**Records for the task**:
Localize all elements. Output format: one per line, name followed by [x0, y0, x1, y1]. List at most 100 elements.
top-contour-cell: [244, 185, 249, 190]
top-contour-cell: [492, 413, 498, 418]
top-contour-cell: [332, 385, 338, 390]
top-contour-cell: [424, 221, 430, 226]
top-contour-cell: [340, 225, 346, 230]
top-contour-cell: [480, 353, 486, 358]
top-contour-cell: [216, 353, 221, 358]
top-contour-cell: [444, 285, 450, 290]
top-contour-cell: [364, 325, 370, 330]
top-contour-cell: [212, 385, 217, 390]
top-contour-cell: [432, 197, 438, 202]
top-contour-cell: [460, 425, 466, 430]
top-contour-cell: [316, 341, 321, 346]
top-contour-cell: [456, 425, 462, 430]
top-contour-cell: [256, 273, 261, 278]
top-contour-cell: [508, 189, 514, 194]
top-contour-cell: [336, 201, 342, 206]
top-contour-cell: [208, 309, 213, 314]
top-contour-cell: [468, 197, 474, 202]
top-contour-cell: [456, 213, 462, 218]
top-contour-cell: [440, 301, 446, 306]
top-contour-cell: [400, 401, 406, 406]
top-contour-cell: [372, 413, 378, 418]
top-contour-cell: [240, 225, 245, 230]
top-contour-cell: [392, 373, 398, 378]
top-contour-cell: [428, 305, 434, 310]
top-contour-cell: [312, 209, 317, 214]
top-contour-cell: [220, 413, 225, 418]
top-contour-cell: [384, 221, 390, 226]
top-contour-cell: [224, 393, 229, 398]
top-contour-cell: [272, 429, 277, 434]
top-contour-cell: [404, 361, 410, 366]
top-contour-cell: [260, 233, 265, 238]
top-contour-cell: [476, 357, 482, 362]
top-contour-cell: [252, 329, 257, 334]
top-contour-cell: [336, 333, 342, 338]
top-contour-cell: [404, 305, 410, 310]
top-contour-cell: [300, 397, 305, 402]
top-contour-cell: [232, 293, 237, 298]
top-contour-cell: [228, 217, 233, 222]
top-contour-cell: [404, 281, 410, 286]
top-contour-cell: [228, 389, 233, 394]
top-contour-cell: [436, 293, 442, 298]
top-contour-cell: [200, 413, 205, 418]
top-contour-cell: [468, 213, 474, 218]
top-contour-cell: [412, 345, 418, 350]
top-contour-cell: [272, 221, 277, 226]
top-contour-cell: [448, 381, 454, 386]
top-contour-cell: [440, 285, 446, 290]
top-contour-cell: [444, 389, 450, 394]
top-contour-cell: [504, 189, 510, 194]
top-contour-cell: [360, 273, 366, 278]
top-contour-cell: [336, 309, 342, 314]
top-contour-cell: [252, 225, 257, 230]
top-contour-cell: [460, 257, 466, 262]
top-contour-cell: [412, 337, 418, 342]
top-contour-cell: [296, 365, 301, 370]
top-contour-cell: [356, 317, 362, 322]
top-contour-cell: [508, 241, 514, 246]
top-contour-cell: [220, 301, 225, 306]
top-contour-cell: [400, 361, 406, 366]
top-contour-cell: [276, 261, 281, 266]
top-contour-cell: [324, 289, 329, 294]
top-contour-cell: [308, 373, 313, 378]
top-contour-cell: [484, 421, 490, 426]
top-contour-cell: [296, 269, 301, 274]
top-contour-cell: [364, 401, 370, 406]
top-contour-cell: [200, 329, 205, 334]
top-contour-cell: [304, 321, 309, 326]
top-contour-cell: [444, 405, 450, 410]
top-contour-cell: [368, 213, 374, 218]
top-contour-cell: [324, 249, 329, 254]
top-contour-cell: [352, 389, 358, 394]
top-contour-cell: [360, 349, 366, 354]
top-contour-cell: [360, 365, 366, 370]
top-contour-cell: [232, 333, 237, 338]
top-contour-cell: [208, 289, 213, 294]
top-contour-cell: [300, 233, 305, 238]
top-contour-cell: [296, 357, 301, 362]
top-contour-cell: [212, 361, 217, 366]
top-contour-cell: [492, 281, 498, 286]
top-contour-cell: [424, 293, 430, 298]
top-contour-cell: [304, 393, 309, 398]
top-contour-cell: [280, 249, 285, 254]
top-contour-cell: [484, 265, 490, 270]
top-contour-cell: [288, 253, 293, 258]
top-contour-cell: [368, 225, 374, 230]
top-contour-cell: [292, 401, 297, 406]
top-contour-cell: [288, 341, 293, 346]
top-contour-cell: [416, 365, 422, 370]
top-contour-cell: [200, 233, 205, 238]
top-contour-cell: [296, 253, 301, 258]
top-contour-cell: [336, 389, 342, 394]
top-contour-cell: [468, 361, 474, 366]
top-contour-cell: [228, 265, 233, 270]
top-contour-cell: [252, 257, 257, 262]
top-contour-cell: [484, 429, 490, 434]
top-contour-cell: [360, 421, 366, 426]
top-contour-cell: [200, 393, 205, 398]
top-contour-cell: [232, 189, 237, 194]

**Aim**: Reproduce the data above line for line, keeping every character unchanged.

**Result of this task**:
Localize all elements. Output format: one per line, name followed by [x0, y0, x1, y1]. List at most 100 elements.
top-contour-cell: [244, 185, 249, 190]
top-contour-cell: [492, 413, 498, 418]
top-contour-cell: [332, 385, 338, 390]
top-contour-cell: [424, 221, 430, 226]
top-contour-cell: [340, 225, 346, 230]
top-contour-cell: [480, 353, 486, 358]
top-contour-cell: [216, 353, 221, 358]
top-contour-cell: [444, 285, 450, 290]
top-contour-cell: [364, 325, 370, 330]
top-contour-cell: [212, 385, 217, 390]
top-contour-cell: [432, 197, 438, 202]
top-contour-cell: [460, 425, 466, 430]
top-contour-cell: [316, 341, 321, 346]
top-contour-cell: [456, 425, 462, 430]
top-contour-cell: [256, 273, 261, 278]
top-contour-cell: [508, 189, 514, 194]
top-contour-cell: [336, 201, 342, 206]
top-contour-cell: [208, 309, 213, 314]
top-contour-cell: [468, 197, 474, 202]
top-contour-cell: [456, 213, 462, 218]
top-contour-cell: [440, 301, 446, 306]
top-contour-cell: [400, 401, 406, 406]
top-contour-cell: [372, 413, 378, 418]
top-contour-cell: [240, 225, 245, 230]
top-contour-cell: [392, 373, 398, 378]
top-contour-cell: [428, 305, 434, 310]
top-contour-cell: [312, 209, 317, 214]
top-contour-cell: [220, 413, 225, 418]
top-contour-cell: [384, 221, 390, 226]
top-contour-cell: [224, 393, 229, 398]
top-contour-cell: [272, 429, 277, 434]
top-contour-cell: [404, 361, 410, 366]
top-contour-cell: [260, 233, 265, 238]
top-contour-cell: [476, 357, 482, 362]
top-contour-cell: [252, 329, 257, 334]
top-contour-cell: [336, 333, 342, 338]
top-contour-cell: [404, 305, 410, 310]
top-contour-cell: [300, 397, 305, 402]
top-contour-cell: [232, 293, 237, 298]
top-contour-cell: [228, 217, 233, 222]
top-contour-cell: [404, 281, 410, 286]
top-contour-cell: [228, 389, 233, 394]
top-contour-cell: [436, 293, 442, 298]
top-contour-cell: [200, 413, 205, 418]
top-contour-cell: [468, 213, 474, 218]
top-contour-cell: [412, 345, 418, 350]
top-contour-cell: [272, 221, 277, 226]
top-contour-cell: [448, 381, 454, 386]
top-contour-cell: [440, 285, 446, 290]
top-contour-cell: [444, 389, 450, 394]
top-contour-cell: [504, 189, 510, 194]
top-contour-cell: [360, 273, 366, 278]
top-contour-cell: [336, 309, 342, 314]
top-contour-cell: [252, 225, 257, 230]
top-contour-cell: [460, 257, 466, 262]
top-contour-cell: [412, 337, 418, 342]
top-contour-cell: [296, 365, 301, 370]
top-contour-cell: [356, 317, 362, 322]
top-contour-cell: [508, 241, 514, 246]
top-contour-cell: [220, 301, 225, 306]
top-contour-cell: [400, 361, 406, 366]
top-contour-cell: [276, 261, 281, 266]
top-contour-cell: [324, 289, 329, 294]
top-contour-cell: [308, 373, 313, 378]
top-contour-cell: [484, 421, 490, 426]
top-contour-cell: [296, 269, 301, 274]
top-contour-cell: [364, 401, 370, 406]
top-contour-cell: [200, 329, 205, 334]
top-contour-cell: [304, 321, 309, 326]
top-contour-cell: [444, 405, 450, 410]
top-contour-cell: [368, 213, 374, 218]
top-contour-cell: [324, 249, 329, 254]
top-contour-cell: [352, 389, 358, 394]
top-contour-cell: [360, 349, 366, 354]
top-contour-cell: [360, 365, 366, 370]
top-contour-cell: [232, 333, 237, 338]
top-contour-cell: [208, 289, 213, 294]
top-contour-cell: [300, 233, 305, 238]
top-contour-cell: [296, 357, 301, 362]
top-contour-cell: [212, 361, 217, 366]
top-contour-cell: [492, 281, 498, 286]
top-contour-cell: [424, 293, 430, 298]
top-contour-cell: [304, 393, 309, 398]
top-contour-cell: [280, 249, 285, 254]
top-contour-cell: [484, 265, 490, 270]
top-contour-cell: [288, 253, 293, 258]
top-contour-cell: [368, 225, 374, 230]
top-contour-cell: [292, 401, 297, 406]
top-contour-cell: [288, 341, 293, 346]
top-contour-cell: [416, 365, 422, 370]
top-contour-cell: [200, 233, 205, 238]
top-contour-cell: [296, 253, 301, 258]
top-contour-cell: [336, 389, 342, 394]
top-contour-cell: [468, 361, 474, 366]
top-contour-cell: [228, 265, 233, 270]
top-contour-cell: [252, 257, 257, 262]
top-contour-cell: [484, 429, 490, 434]
top-contour-cell: [360, 421, 366, 426]
top-contour-cell: [200, 393, 205, 398]
top-contour-cell: [232, 189, 237, 194]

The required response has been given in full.